--- Exercise directions ---
The data below should be printed in full, exactly, and without any of its images.

══ Records shown ══

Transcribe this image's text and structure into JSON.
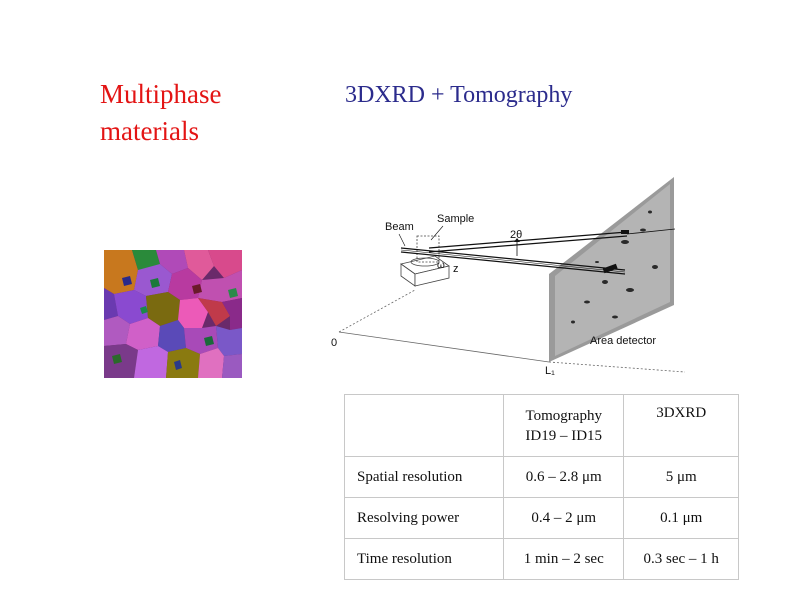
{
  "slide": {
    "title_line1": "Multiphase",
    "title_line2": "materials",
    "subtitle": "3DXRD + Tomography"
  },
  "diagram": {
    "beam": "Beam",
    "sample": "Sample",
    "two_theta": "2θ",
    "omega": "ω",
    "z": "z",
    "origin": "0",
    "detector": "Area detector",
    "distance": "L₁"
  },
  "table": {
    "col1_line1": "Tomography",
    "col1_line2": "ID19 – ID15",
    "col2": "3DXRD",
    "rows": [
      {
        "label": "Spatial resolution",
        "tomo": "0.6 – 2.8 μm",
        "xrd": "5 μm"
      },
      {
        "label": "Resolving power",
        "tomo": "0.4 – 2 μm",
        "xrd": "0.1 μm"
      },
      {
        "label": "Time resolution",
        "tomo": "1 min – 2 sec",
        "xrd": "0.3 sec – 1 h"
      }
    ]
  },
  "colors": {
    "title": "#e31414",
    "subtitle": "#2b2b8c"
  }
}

═══

--- Complete response ---
Transcribe this image's text and structure into JSON.
{
  "slide": {
    "title_line1": "Multiphase",
    "title_line2": "materials",
    "subtitle": "3DXRD + Tomography"
  },
  "diagram": {
    "beam": "Beam",
    "sample": "Sample",
    "two_theta": "2θ",
    "omega": "ω",
    "z": "z",
    "origin": "0",
    "detector": "Area detector",
    "distance": "L₁"
  },
  "table": {
    "col1_line1": "Tomography",
    "col1_line2": "ID19 – ID15",
    "col2": "3DXRD",
    "rows": [
      {
        "label": "Spatial resolution",
        "tomo": "0.6 – 2.8 μm",
        "xrd": "5 μm"
      },
      {
        "label": "Resolving power",
        "tomo": "0.4 – 2 μm",
        "xrd": "0.1 μm"
      },
      {
        "label": "Time resolution",
        "tomo": "1 min – 2 sec",
        "xrd": "0.3 sec – 1 h"
      }
    ]
  },
  "colors": {
    "title": "#e31414",
    "subtitle": "#2b2b8c"
  }
}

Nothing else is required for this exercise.